### Task to complete
Only the lines holding the string "right" are needed. Copy each one.

### Data listing
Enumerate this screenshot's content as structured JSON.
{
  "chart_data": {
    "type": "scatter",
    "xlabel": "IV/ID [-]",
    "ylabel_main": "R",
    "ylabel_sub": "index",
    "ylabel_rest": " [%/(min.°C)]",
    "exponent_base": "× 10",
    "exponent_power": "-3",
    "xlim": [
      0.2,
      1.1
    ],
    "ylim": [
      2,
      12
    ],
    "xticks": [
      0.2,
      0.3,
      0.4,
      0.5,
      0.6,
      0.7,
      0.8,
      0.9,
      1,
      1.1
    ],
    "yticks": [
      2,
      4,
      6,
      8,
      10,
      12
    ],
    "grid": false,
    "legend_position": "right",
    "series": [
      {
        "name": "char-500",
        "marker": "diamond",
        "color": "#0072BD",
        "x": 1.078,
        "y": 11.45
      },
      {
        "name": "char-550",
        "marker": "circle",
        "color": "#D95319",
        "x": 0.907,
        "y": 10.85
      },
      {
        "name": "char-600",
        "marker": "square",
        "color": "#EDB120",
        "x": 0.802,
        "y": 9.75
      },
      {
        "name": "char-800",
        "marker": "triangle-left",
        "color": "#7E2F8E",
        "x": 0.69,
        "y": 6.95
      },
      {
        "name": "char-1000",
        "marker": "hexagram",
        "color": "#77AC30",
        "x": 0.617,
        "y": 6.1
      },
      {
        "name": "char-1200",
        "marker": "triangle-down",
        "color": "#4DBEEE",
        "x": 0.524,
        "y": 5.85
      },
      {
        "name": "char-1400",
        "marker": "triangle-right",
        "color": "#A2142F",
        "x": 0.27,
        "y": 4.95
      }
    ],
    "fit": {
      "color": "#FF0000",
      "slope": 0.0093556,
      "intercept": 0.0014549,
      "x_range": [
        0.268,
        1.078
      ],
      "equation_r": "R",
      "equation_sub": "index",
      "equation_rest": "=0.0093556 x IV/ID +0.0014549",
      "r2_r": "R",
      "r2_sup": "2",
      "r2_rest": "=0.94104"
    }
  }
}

### Task result
    "legend_position": "right",
        "marker": "triangle-right",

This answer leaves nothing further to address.